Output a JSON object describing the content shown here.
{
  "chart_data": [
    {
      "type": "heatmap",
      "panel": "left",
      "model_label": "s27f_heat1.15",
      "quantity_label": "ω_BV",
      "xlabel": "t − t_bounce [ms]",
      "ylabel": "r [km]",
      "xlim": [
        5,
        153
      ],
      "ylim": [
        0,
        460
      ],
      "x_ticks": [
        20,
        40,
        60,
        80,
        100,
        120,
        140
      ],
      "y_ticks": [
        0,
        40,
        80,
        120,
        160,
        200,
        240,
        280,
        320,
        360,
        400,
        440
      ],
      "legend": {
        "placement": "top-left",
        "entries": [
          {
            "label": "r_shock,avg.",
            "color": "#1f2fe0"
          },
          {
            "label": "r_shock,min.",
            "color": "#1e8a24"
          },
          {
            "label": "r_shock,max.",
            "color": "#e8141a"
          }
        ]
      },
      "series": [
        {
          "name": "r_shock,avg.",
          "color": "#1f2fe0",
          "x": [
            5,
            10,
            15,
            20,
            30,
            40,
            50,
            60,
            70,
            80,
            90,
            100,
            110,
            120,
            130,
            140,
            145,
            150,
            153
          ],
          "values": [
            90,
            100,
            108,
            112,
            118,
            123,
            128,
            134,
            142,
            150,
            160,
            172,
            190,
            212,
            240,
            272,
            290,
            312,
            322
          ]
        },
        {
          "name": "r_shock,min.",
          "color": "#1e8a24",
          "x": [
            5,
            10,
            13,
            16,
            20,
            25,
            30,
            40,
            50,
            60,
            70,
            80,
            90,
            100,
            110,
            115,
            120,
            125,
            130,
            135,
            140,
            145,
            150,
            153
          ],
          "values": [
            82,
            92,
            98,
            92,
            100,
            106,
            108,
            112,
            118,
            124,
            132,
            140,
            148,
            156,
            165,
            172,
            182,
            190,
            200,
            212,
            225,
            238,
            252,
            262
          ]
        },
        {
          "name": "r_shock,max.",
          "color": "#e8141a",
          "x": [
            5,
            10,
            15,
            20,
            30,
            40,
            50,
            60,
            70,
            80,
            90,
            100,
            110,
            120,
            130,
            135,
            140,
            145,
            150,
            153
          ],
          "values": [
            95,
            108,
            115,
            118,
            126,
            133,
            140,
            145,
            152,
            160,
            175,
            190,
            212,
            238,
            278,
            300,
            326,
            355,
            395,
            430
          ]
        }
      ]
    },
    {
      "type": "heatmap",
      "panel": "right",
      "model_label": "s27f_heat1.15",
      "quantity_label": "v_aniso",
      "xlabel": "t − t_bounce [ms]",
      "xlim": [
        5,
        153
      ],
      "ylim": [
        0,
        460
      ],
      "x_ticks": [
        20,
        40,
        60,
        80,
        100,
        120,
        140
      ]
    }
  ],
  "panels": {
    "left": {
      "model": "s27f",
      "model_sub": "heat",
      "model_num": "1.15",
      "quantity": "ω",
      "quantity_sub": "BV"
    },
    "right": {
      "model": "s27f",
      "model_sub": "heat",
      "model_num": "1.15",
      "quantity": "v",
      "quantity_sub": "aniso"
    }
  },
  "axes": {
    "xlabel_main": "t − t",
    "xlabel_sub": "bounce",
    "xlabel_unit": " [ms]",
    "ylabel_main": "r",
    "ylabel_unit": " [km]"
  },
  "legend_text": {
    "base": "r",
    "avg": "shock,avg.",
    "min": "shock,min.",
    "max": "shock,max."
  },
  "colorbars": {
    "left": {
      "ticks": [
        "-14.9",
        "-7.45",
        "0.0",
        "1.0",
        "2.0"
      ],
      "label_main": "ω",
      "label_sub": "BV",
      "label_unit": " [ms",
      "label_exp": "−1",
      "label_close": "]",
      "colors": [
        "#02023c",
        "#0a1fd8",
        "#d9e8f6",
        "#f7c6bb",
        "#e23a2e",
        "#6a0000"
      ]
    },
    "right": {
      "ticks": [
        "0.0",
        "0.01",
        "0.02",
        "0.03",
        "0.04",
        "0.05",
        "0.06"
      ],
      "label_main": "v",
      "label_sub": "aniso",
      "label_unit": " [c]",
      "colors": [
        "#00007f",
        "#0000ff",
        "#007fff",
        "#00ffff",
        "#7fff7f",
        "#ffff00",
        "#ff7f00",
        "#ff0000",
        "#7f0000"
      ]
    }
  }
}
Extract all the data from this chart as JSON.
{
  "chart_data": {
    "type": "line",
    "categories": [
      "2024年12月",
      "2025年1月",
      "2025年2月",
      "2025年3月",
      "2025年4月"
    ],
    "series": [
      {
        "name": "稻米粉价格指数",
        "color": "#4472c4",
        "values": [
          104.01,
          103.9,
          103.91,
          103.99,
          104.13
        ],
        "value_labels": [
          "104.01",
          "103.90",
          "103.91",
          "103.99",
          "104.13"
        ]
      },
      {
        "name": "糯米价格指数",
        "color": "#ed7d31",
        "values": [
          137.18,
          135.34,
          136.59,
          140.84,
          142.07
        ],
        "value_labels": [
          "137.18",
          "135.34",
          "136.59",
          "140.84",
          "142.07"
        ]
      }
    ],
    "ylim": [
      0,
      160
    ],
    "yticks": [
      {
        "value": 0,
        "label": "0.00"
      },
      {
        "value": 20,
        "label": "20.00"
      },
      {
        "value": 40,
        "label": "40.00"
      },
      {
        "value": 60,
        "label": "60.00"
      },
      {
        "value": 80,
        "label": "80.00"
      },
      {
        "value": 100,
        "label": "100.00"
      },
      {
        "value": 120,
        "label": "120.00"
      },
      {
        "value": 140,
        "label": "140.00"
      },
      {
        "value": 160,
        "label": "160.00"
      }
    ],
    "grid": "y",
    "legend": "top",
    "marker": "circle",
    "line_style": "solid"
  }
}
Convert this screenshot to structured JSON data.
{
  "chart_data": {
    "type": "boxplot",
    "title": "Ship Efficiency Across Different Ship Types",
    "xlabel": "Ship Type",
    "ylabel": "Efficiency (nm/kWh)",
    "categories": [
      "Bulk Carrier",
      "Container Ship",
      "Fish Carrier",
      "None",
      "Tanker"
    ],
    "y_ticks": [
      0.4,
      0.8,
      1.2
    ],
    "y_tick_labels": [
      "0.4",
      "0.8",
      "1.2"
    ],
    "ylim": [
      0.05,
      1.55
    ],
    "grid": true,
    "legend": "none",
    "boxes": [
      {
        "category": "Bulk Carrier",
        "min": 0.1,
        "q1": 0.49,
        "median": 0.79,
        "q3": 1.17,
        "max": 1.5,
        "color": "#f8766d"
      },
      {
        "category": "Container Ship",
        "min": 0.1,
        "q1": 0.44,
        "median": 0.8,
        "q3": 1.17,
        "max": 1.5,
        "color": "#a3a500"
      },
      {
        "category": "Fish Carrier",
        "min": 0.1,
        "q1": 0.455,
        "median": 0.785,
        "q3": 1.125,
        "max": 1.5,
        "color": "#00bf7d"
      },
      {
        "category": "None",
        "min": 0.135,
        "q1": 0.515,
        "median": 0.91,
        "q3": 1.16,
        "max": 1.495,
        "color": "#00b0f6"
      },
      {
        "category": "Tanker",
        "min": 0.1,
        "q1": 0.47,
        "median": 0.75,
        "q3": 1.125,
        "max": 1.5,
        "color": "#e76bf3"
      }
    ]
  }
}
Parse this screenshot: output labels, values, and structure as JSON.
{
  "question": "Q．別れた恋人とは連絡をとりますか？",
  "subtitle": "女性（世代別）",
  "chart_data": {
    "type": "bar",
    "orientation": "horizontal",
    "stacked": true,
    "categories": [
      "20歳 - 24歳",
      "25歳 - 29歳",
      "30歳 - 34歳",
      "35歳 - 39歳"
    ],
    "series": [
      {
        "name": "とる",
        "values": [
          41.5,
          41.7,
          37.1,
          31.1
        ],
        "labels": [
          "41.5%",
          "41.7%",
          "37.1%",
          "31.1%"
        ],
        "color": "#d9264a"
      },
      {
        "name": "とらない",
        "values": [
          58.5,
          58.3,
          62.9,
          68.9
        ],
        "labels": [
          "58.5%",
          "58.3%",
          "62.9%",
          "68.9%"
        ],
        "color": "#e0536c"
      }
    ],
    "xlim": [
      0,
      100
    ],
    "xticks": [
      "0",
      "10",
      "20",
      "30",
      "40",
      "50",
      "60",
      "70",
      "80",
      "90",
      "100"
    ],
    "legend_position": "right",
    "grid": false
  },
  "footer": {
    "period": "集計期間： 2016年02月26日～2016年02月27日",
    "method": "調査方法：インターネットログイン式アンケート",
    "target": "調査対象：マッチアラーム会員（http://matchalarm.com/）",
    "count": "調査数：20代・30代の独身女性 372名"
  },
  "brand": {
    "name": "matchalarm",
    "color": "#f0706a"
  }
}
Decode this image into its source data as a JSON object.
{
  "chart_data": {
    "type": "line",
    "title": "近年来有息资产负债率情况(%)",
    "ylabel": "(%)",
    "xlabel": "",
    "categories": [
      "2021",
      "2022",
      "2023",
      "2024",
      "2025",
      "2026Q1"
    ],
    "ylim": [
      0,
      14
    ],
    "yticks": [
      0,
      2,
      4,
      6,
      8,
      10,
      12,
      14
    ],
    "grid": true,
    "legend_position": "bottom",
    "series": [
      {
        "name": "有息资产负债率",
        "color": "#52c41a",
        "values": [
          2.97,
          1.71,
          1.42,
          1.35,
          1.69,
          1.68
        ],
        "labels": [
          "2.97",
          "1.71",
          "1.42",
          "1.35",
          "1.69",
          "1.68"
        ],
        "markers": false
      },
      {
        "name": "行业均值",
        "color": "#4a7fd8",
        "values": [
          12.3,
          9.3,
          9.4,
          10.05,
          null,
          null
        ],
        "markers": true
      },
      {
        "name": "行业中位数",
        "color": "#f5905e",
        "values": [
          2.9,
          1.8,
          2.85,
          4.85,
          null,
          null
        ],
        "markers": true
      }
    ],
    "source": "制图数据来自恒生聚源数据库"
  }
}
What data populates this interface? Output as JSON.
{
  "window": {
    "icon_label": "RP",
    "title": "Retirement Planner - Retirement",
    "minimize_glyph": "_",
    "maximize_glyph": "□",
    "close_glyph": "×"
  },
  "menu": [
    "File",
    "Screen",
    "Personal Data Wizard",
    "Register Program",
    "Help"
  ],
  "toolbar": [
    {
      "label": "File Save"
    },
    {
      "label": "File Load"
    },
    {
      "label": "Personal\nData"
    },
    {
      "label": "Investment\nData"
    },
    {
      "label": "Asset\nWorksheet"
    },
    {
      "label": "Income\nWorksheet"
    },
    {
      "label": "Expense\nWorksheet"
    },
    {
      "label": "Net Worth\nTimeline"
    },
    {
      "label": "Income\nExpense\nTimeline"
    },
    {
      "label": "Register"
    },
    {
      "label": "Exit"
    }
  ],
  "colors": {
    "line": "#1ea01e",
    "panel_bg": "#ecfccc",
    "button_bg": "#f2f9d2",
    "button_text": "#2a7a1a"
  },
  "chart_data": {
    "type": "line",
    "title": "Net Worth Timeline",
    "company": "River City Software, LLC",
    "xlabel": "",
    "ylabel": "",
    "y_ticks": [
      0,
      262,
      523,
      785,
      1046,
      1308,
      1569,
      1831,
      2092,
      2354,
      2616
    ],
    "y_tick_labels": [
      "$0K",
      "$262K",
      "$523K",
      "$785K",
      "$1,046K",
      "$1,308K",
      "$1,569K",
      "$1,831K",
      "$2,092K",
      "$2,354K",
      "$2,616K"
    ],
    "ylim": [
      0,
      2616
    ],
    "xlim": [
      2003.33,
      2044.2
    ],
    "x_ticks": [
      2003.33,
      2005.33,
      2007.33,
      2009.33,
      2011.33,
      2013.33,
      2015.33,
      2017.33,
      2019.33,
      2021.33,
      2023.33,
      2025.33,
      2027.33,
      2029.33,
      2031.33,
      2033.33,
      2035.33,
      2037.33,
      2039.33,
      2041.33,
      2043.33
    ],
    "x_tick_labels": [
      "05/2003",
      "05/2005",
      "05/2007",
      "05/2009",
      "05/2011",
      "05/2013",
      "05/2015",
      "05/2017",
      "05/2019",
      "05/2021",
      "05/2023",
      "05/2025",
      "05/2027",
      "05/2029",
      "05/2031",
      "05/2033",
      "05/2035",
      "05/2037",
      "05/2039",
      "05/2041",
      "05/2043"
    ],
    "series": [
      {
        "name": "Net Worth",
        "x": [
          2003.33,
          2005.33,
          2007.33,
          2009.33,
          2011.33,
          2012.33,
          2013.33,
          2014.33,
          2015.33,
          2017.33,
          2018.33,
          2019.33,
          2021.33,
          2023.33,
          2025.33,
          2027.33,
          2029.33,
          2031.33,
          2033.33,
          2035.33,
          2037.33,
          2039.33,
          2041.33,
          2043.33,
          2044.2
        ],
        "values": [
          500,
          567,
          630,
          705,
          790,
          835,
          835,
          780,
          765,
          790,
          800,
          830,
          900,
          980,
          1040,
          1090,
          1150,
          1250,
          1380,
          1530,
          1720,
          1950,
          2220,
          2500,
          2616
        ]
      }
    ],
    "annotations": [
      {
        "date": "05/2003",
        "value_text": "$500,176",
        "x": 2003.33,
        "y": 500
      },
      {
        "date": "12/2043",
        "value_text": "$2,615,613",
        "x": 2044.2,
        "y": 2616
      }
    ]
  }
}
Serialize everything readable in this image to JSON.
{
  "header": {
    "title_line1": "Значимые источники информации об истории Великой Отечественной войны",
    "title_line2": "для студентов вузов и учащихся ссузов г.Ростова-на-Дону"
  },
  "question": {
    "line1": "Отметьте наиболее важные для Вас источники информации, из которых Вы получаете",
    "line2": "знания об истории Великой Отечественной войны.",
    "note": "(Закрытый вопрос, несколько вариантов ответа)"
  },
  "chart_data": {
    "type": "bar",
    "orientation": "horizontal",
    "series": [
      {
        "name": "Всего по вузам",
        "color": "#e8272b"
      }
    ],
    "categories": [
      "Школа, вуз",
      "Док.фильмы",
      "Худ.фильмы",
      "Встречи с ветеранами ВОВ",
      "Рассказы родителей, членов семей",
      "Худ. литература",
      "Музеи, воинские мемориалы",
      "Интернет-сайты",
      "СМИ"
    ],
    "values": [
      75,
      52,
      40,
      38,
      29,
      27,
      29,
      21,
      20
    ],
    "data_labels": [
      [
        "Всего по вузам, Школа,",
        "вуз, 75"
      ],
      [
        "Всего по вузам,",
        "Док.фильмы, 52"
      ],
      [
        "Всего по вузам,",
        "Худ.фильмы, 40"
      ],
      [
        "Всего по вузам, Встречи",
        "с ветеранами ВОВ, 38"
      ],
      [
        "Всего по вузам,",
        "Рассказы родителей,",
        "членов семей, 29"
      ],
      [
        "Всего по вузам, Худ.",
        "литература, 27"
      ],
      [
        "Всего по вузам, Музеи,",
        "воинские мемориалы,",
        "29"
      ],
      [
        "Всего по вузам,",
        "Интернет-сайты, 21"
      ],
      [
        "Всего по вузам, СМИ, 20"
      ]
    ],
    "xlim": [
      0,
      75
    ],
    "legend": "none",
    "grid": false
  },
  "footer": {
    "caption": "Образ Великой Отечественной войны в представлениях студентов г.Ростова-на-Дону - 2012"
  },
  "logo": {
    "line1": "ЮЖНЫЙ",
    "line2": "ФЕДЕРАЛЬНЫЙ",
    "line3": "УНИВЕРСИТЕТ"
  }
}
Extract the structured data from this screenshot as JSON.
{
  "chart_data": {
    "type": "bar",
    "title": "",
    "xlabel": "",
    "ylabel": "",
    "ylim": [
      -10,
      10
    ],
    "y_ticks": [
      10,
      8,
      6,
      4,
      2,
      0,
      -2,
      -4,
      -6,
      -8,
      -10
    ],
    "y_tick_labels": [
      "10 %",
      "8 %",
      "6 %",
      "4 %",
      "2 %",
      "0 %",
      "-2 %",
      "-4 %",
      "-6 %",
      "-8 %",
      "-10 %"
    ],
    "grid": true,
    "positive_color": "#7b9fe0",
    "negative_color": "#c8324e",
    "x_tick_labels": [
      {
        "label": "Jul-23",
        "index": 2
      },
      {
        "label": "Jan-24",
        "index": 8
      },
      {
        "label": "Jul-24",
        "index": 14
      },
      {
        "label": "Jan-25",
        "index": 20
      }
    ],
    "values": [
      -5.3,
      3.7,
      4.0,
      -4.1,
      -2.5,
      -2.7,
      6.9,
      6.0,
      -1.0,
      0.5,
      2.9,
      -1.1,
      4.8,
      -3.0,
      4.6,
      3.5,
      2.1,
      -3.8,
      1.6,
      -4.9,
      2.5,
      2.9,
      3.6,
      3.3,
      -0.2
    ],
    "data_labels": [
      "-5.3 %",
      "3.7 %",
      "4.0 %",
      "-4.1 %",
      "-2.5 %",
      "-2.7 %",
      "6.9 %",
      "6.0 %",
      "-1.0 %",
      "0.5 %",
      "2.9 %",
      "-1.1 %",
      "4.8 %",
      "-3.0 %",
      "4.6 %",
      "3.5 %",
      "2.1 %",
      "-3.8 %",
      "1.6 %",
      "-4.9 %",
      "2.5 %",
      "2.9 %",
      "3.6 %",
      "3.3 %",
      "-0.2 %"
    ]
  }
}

******************************

◆ TASK INSTRUCTIONS ◆
From the entries above, return each line with the word "right" in it.

◆ RESPONSE ◆
      "panel": "right",
    "right": {
    "right": {
    "legend_position": "right",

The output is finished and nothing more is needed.